* **Problem requirements**
All of the material below is to be repeated exactly.

───── Dataset entries

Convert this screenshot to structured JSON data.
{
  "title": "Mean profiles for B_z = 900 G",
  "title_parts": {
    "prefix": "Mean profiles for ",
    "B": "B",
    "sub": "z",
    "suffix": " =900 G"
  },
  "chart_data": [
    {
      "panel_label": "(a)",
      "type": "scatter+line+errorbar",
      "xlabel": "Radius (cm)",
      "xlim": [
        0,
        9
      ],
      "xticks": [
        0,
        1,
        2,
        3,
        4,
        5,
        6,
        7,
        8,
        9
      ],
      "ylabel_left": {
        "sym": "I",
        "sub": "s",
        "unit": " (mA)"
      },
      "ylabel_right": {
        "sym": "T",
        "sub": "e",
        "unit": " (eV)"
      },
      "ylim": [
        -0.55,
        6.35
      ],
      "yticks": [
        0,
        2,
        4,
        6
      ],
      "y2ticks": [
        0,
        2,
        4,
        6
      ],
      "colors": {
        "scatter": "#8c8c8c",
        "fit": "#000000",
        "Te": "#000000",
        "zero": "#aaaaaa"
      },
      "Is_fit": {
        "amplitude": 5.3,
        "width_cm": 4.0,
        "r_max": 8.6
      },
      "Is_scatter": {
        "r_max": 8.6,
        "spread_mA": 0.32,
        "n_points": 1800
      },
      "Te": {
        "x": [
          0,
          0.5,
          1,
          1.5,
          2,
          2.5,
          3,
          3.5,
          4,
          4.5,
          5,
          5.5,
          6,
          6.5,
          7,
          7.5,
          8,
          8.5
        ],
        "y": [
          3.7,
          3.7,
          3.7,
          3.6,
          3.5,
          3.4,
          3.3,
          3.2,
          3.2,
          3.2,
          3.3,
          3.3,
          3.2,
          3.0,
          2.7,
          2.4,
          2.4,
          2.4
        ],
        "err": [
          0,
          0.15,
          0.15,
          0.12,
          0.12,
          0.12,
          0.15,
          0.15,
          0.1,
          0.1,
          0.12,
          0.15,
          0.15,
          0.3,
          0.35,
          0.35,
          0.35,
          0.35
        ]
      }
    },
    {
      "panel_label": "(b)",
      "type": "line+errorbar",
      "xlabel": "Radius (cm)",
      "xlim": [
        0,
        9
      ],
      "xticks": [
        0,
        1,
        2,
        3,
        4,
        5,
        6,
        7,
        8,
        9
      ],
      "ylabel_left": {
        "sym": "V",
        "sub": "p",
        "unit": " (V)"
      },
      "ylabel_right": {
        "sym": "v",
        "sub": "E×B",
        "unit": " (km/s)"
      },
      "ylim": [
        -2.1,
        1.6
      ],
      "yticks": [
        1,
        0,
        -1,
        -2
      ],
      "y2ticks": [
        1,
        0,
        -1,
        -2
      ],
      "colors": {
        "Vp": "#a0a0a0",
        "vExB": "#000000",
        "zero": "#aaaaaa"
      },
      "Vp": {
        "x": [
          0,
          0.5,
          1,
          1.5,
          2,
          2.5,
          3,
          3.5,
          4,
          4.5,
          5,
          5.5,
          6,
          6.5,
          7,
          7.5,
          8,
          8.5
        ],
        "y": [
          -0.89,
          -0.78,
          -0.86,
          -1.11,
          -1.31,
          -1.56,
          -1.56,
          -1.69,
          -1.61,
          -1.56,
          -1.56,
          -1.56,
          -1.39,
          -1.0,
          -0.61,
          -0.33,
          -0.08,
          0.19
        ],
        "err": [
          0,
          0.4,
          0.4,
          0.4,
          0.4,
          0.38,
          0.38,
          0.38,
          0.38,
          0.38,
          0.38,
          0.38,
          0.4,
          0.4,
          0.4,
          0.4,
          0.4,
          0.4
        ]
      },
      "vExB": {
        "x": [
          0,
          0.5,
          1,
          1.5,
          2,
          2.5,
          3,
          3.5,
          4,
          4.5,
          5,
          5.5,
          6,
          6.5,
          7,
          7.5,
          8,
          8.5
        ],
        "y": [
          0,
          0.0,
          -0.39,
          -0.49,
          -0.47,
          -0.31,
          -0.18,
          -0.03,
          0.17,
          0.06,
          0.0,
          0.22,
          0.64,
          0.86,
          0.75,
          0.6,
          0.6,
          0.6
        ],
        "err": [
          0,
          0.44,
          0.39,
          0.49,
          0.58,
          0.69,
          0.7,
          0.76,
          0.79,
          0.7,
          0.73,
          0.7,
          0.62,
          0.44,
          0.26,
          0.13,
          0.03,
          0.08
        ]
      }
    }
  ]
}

──────────

* **Task solution**
Convert this screenshot to structured JSON data.
{
  "title": "Mean profiles for B_z = 900 G",
  "title_parts": {
    "prefix": "Mean profiles for ",
    "B": "B",
    "sub": "z",
    "suffix": " =900 G"
  },
  "chart_data": [
    {
      "panel_label": "(a)",
      "type": "scatter+line+errorbar",
      "xlabel": "Radius (cm)",
      "xlim": [
        0,
        9
      ],
      "xticks": [
        0,
        1,
        2,
        3,
        4,
        5,
        6,
        7,
        8,
        9
      ],
      "ylabel_left": {
        "sym": "I",
        "sub": "s",
        "unit": " (mA)"
      },
      "ylabel_right": {
        "sym": "T",
        "sub": "e",
        "unit": " (eV)"
      },
      "ylim": [
        -0.55,
        6.35
      ],
      "yticks": [
        0,
        2,
        4,
        6
      ],
      "y2ticks": [
        0,
        2,
        4,
        6
      ],
      "colors": {
        "scatter": "#8c8c8c",
        "fit": "#000000",
        "Te": "#000000",
        "zero": "#aaaaaa"
      },
      "Is_fit": {
        "amplitude": 5.3,
        "width_cm": 4.0,
        "r_max": 8.6
      },
      "Is_scatter": {
        "r_max": 8.6,
        "spread_mA": 0.32,
        "n_points": 1800
      },
      "Te": {
        "x": [
          0,
          0.5,
          1,
          1.5,
          2,
          2.5,
          3,
          3.5,
          4,
          4.5,
          5,
          5.5,
          6,
          6.5,
          7,
          7.5,
          8,
          8.5
        ],
        "y": [
          3.7,
          3.7,
          3.7,
          3.6,
          3.5,
          3.4,
          3.3,
          3.2,
          3.2,
          3.2,
          3.3,
          3.3,
          3.2,
          3.0,
          2.7,
          2.4,
          2.4,
          2.4
        ],
        "err": [
          0,
          0.15,
          0.15,
          0.12,
          0.12,
          0.12,
          0.15,
          0.15,
          0.1,
          0.1,
          0.12,
          0.15,
          0.15,
          0.3,
          0.35,
          0.35,
          0.35,
          0.35
        ]
      }
    },
    {
      "panel_label": "(b)",
      "type": "line+errorbar",
      "xlabel": "Radius (cm)",
      "xlim": [
        0,
        9
      ],
      "xticks": [
        0,
        1,
        2,
        3,
        4,
        5,
        6,
        7,
        8,
        9
      ],
      "ylabel_left": {
        "sym": "V",
        "sub": "p",
        "unit": " (V)"
      },
      "ylabel_right": {
        "sym": "v",
        "sub": "E×B",
        "unit": " (km/s)"
      },
      "ylim": [
        -2.1,
        1.6
      ],
      "yticks": [
        1,
        0,
        -1,
        -2
      ],
      "y2ticks": [
        1,
        0,
        -1,
        -2
      ],
      "colors": {
        "Vp": "#a0a0a0",
        "vExB": "#000000",
        "zero": "#aaaaaa"
      },
      "Vp": {
        "x": [
          0,
          0.5,
          1,
          1.5,
          2,
          2.5,
          3,
          3.5,
          4,
          4.5,
          5,
          5.5,
          6,
          6.5,
          7,
          7.5,
          8,
          8.5
        ],
        "y": [
          -0.89,
          -0.78,
          -0.86,
          -1.11,
          -1.31,
          -1.56,
          -1.56,
          -1.69,
          -1.61,
          -1.56,
          -1.56,
          -1.56,
          -1.39,
          -1.0,
          -0.61,
          -0.33,
          -0.08,
          0.19
        ],
        "err": [
          0,
          0.4,
          0.4,
          0.4,
          0.4,
          0.38,
          0.38,
          0.38,
          0.38,
          0.38,
          0.38,
          0.38,
          0.4,
          0.4,
          0.4,
          0.4,
          0.4,
          0.4
        ]
      },
      "vExB": {
        "x": [
          0,
          0.5,
          1,
          1.5,
          2,
          2.5,
          3,
          3.5,
          4,
          4.5,
          5,
          5.5,
          6,
          6.5,
          7,
          7.5,
          8,
          8.5
        ],
        "y": [
          0,
          0.0,
          -0.39,
          -0.49,
          -0.47,
          -0.31,
          -0.18,
          -0.03,
          0.17,
          0.06,
          0.0,
          0.22,
          0.64,
          0.86,
          0.75,
          0.6,
          0.6,
          0.6
        ],
        "err": [
          0,
          0.44,
          0.39,
          0.49,
          0.58,
          0.69,
          0.7,
          0.76,
          0.79,
          0.7,
          0.73,
          0.7,
          0.62,
          0.44,
          0.26,
          0.13,
          0.03,
          0.08
        ]
      }
    }
  ]
}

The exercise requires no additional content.